### Given records

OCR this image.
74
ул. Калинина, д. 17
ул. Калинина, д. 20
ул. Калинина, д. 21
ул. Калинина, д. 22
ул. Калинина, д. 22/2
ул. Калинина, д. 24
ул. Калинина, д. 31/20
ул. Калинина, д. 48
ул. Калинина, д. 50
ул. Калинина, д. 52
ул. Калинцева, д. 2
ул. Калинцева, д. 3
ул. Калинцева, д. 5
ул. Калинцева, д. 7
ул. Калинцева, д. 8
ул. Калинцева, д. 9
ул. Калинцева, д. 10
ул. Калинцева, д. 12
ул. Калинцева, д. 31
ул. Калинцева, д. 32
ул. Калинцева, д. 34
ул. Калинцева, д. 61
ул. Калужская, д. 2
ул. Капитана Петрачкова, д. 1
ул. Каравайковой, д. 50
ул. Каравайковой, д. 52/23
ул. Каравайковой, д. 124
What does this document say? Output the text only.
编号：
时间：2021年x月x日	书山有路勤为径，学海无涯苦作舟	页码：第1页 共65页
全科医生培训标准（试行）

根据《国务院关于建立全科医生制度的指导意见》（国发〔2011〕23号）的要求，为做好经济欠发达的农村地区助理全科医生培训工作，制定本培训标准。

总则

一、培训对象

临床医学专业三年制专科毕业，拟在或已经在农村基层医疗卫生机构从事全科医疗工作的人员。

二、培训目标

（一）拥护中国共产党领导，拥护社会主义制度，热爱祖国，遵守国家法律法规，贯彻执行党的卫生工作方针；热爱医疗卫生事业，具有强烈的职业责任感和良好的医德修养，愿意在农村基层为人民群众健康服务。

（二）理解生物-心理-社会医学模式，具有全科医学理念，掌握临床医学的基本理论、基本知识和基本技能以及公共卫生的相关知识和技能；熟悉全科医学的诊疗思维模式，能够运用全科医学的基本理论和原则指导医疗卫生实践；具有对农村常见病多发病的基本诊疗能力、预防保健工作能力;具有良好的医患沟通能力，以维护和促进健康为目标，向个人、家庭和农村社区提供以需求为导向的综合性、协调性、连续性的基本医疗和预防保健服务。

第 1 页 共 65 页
---
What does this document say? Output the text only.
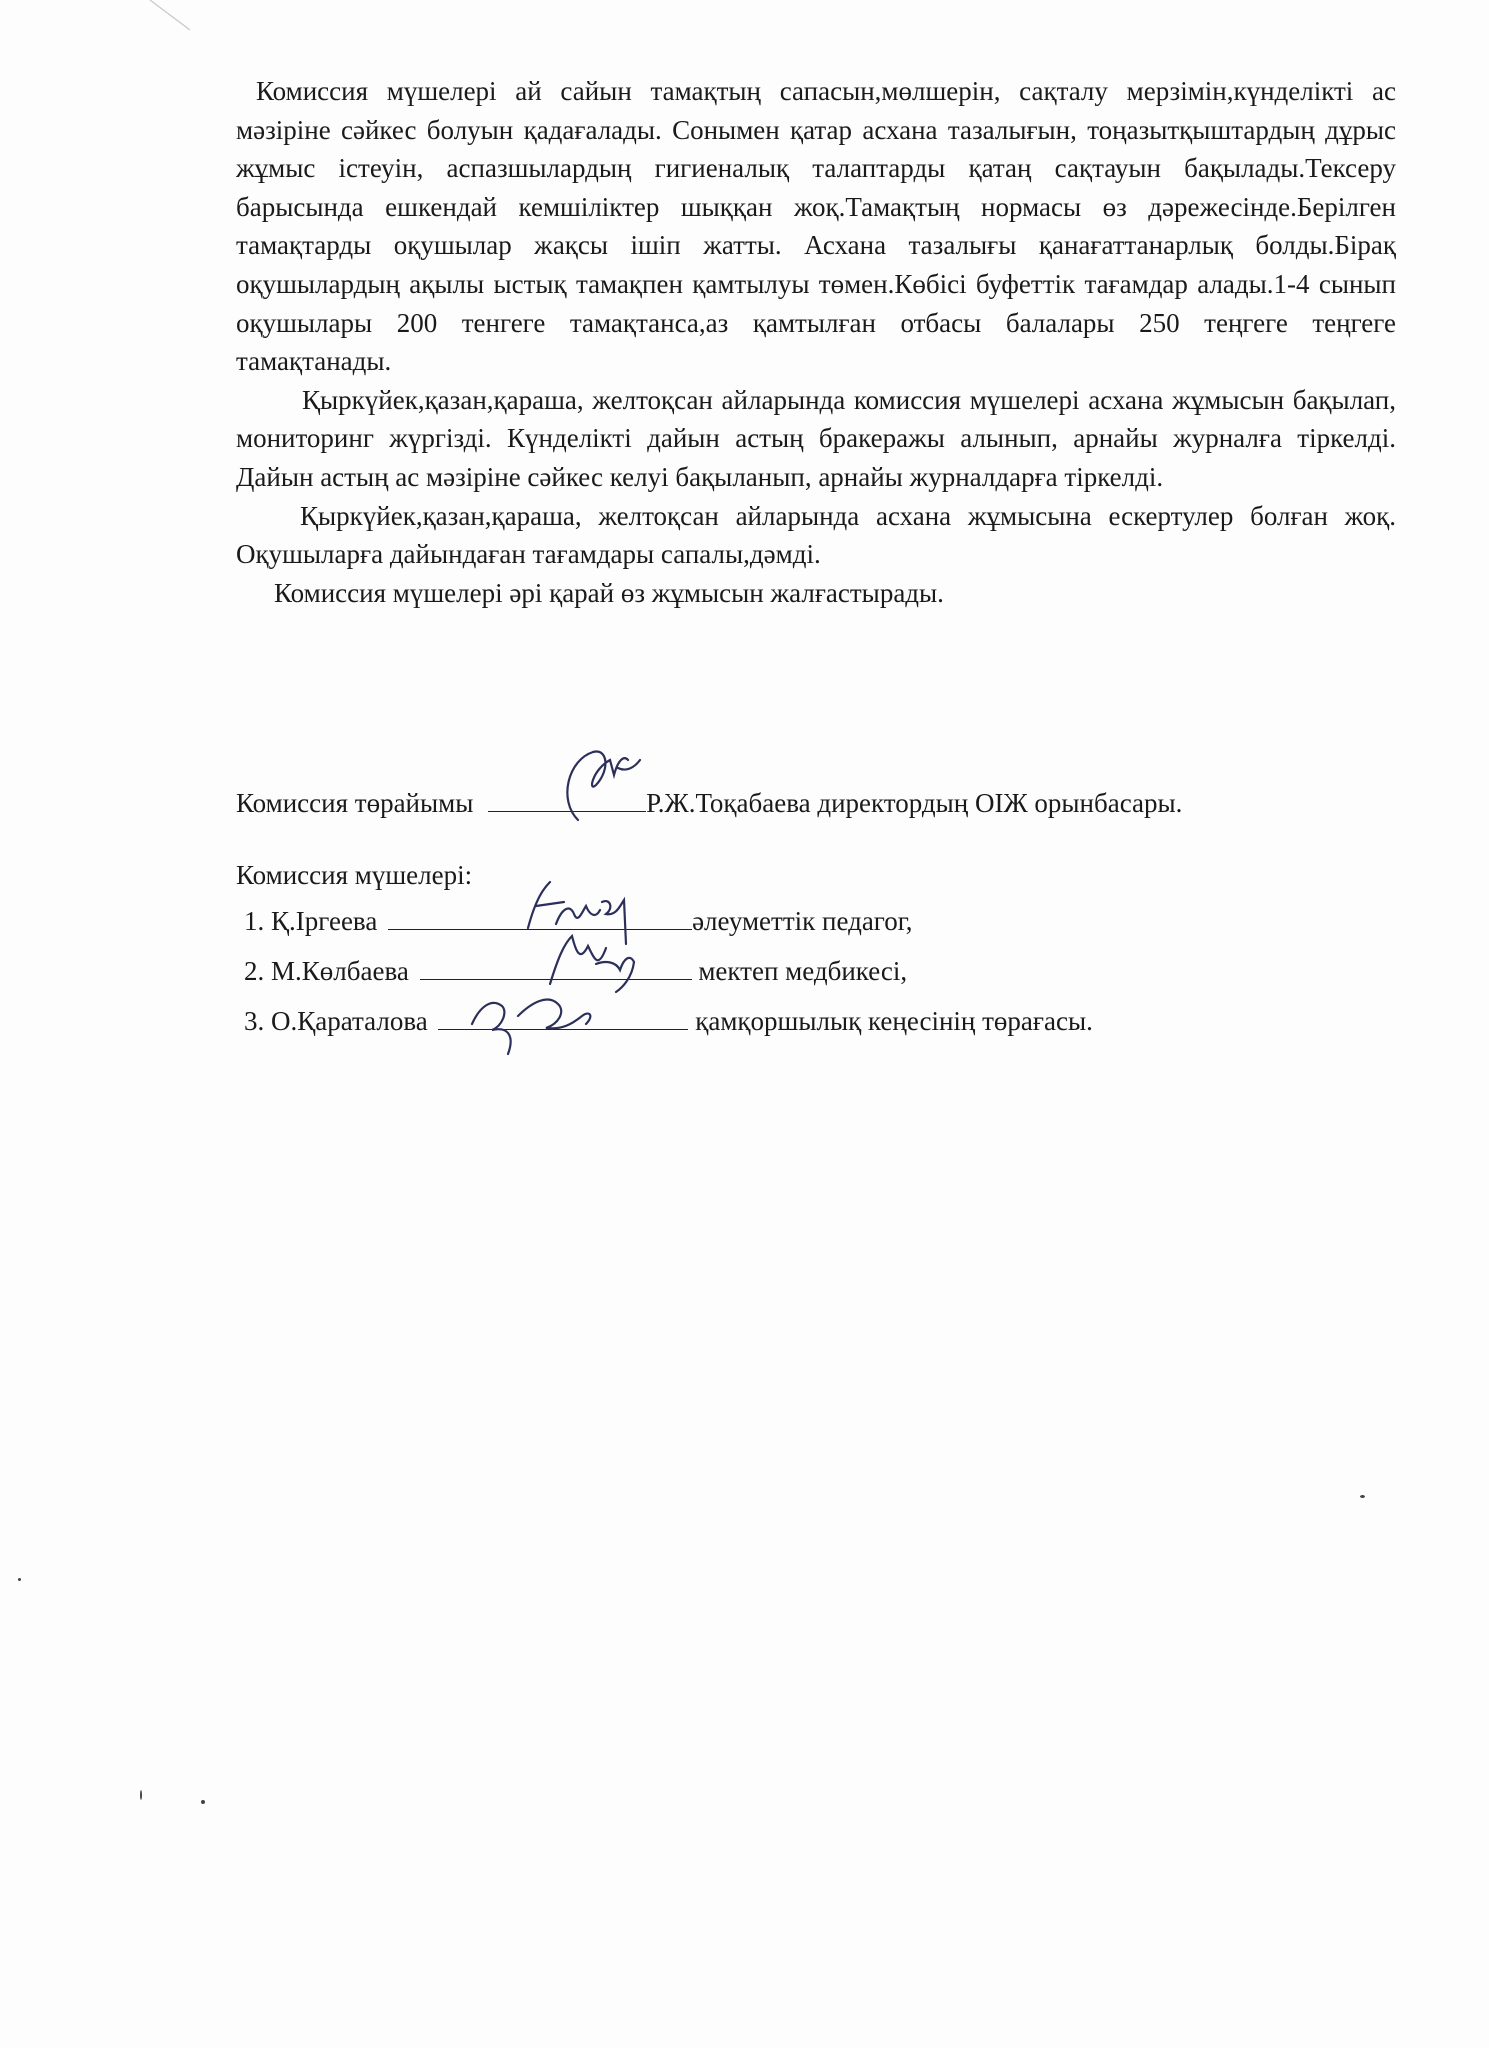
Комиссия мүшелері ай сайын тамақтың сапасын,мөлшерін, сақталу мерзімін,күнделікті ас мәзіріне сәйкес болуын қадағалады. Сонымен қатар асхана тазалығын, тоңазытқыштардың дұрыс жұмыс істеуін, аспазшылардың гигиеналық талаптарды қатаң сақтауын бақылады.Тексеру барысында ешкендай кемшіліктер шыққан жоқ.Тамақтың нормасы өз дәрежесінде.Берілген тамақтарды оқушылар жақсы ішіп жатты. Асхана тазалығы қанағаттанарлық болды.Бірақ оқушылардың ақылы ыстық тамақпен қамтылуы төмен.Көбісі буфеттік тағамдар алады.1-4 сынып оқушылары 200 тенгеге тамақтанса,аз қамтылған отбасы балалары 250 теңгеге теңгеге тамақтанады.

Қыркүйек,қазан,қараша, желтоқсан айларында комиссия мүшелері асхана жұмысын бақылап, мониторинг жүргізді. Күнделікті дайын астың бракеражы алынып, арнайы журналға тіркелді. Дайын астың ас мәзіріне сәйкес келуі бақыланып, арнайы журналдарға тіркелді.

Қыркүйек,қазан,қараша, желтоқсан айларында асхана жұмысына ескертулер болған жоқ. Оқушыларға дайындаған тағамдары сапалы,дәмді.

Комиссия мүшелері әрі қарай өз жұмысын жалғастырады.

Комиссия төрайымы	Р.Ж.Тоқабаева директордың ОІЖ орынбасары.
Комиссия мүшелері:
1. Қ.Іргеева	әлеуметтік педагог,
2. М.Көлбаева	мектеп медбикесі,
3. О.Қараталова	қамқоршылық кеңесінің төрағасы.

### Task description
Report all lines of the data above that include the string "қазан".

### Exercise answer
Қыркүйек,қазан,қараша, желтоқсан айларында комиссия мүшелері асхана жұмысын бақылап, мониторинг жүргізді. Күнделікті дайын астың бракеражы алынып, арнайы журналға тіркелді. Дайын астың ас мәзіріне сәйкес келуі бақыланып, арнайы журналдарға тіркелді.
Қыркүйек,қазан,қараша, желтоқсан айларында асхана жұмысына ескертулер болған жоқ. Оқушыларға дайындаған тағамдары сапалы,дәмді.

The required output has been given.